**What the task requires:**
Copy each line that holds "from".

■ ■ ■

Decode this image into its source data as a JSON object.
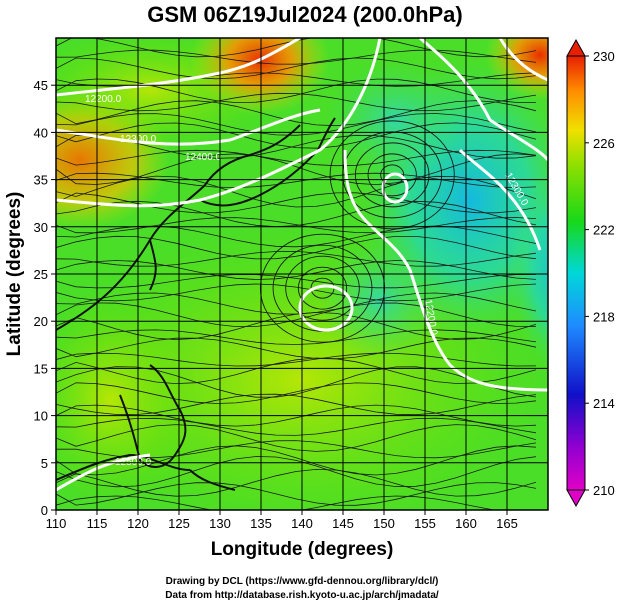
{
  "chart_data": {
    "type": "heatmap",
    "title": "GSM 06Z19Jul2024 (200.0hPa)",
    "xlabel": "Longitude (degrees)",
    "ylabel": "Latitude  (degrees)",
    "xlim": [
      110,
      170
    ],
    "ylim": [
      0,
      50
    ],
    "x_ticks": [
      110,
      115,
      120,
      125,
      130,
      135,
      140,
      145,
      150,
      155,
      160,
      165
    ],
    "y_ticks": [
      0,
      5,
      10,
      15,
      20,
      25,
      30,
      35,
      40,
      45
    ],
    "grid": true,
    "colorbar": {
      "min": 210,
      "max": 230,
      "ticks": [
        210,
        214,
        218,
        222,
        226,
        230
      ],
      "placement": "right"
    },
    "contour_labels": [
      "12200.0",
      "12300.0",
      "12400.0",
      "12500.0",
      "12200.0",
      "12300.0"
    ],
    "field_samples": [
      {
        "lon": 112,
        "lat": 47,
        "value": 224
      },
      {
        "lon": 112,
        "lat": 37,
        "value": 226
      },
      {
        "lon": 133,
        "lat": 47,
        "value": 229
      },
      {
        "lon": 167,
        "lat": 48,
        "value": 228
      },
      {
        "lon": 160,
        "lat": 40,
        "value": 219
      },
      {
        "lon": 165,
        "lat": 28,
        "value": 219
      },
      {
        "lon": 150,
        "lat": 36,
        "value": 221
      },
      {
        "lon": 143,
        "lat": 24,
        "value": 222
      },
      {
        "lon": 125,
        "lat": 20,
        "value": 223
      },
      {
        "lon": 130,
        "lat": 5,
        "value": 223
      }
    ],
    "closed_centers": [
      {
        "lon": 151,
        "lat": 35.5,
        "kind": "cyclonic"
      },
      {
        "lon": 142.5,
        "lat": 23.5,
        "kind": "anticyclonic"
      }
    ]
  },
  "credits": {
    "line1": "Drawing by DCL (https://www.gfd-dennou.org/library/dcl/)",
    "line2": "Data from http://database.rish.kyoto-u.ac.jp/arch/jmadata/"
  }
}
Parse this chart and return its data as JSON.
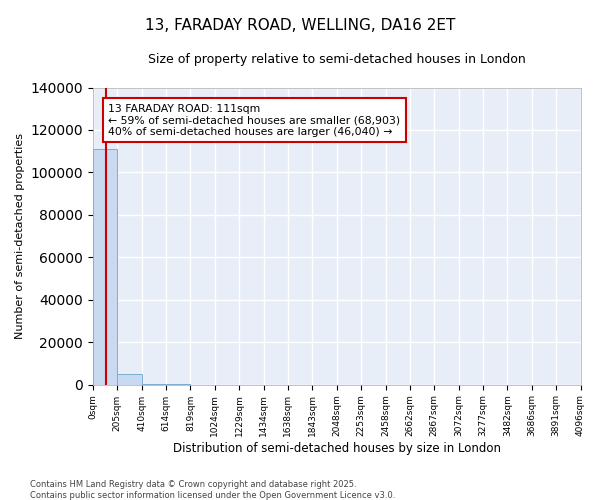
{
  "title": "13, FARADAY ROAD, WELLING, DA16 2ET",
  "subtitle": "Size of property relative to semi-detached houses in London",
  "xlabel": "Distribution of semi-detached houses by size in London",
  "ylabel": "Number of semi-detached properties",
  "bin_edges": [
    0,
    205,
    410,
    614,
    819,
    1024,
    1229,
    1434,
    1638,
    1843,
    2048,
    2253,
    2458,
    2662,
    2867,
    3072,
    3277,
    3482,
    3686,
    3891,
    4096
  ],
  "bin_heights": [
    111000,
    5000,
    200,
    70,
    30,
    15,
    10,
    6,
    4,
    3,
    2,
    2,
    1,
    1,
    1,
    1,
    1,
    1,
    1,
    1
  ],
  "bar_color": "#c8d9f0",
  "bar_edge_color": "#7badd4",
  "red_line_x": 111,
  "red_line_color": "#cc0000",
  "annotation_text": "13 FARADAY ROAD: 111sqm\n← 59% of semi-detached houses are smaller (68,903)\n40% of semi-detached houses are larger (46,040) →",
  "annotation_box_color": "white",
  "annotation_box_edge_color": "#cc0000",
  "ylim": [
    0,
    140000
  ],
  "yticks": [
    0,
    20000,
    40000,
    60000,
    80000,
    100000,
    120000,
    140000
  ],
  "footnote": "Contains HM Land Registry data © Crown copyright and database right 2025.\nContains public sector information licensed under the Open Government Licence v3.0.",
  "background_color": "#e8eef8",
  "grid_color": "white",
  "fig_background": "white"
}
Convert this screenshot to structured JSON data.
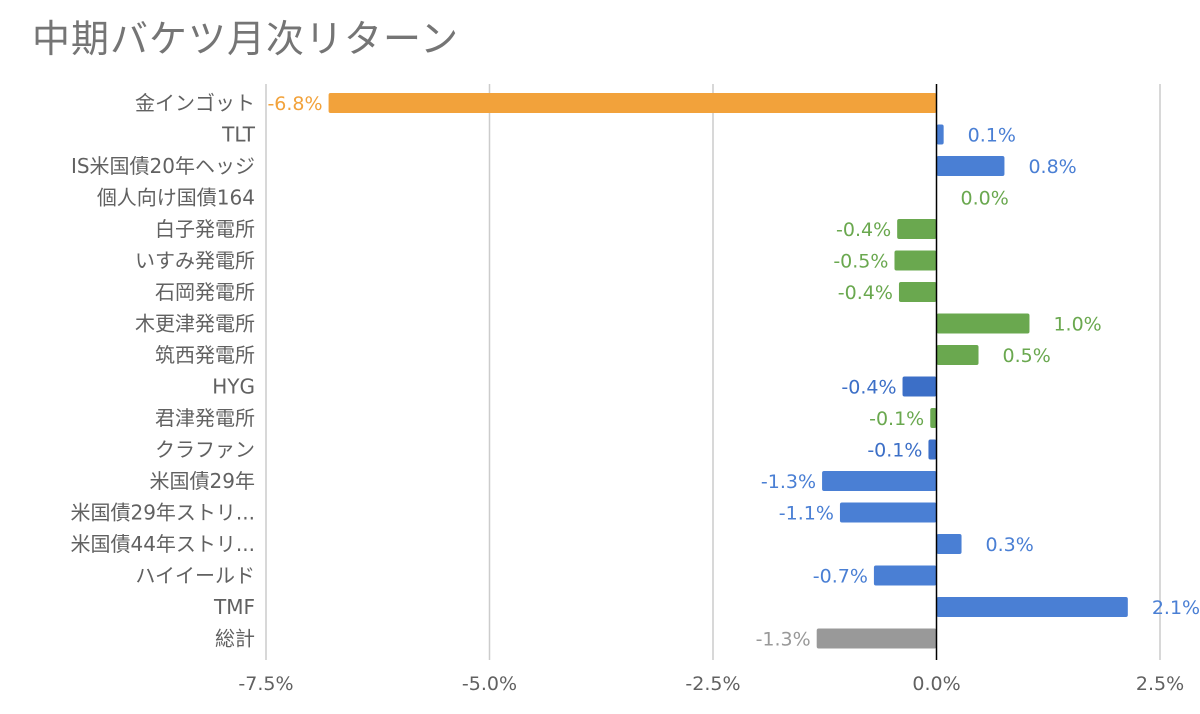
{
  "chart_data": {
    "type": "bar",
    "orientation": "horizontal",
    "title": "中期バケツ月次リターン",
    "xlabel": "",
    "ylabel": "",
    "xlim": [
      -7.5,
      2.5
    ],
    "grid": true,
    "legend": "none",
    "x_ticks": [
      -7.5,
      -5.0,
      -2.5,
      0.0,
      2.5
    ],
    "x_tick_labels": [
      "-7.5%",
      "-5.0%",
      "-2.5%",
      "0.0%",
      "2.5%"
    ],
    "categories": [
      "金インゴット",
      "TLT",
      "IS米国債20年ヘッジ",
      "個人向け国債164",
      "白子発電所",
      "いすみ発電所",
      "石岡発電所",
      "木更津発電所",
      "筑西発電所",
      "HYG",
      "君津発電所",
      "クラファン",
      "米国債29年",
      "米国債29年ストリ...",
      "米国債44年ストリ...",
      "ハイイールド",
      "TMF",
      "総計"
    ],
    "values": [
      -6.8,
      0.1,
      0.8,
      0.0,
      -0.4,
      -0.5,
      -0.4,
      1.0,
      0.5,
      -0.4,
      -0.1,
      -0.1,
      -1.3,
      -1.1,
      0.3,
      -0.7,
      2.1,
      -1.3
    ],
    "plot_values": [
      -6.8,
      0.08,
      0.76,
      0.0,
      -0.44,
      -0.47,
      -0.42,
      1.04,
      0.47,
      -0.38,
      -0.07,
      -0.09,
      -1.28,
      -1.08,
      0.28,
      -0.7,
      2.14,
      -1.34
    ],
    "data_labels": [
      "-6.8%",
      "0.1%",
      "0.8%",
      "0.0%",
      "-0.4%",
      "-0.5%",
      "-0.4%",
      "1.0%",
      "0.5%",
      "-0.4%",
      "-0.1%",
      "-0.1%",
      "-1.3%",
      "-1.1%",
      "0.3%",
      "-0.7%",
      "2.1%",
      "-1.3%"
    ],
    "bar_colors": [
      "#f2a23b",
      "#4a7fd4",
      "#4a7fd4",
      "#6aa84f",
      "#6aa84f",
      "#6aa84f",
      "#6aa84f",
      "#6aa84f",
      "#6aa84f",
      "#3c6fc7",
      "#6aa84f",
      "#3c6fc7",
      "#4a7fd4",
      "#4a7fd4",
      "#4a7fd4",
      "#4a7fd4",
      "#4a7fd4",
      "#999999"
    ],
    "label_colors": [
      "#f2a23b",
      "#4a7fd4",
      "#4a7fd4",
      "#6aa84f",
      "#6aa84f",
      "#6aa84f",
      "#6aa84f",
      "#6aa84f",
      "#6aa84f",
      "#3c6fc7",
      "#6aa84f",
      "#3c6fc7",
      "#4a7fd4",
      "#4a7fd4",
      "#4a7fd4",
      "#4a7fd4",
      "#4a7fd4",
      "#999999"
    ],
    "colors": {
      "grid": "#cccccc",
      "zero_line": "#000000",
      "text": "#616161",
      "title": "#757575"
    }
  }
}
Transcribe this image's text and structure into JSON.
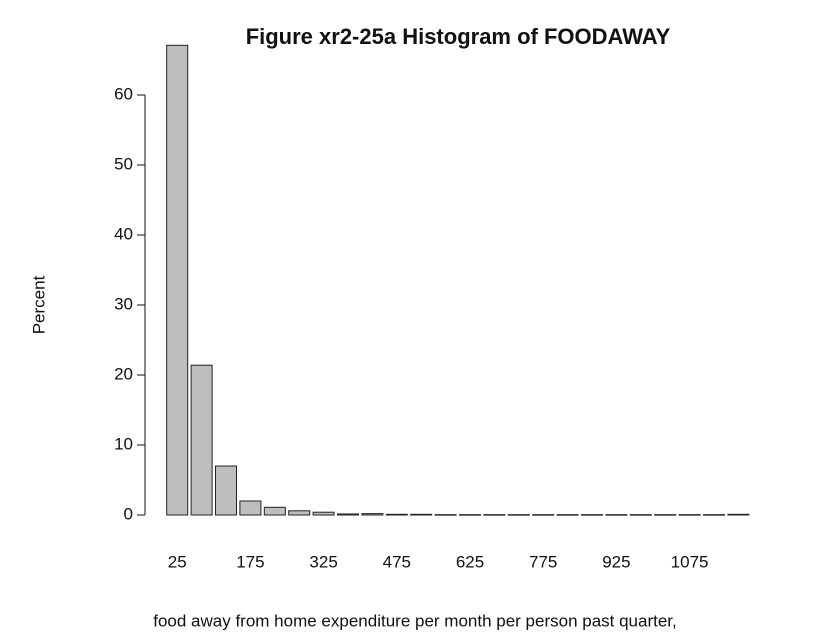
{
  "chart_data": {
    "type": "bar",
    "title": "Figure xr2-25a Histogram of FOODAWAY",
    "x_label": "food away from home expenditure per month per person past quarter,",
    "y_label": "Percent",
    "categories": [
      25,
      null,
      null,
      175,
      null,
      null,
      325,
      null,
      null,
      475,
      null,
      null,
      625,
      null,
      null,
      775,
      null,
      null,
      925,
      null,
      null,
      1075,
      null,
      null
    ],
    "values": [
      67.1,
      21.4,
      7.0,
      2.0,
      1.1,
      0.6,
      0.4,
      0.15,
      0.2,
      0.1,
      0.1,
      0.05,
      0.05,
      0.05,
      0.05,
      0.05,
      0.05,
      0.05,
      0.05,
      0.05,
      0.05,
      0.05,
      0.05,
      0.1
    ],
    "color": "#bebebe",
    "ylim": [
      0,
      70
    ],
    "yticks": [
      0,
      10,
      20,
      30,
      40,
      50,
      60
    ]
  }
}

■ ■ ■

**Exercise solution:**
    "line2": "Data from http://database.rish.kyoto-u.ac.jp/arch/jmadata/"
    "x_label": "food away from home expenditure per month per person past quarter,",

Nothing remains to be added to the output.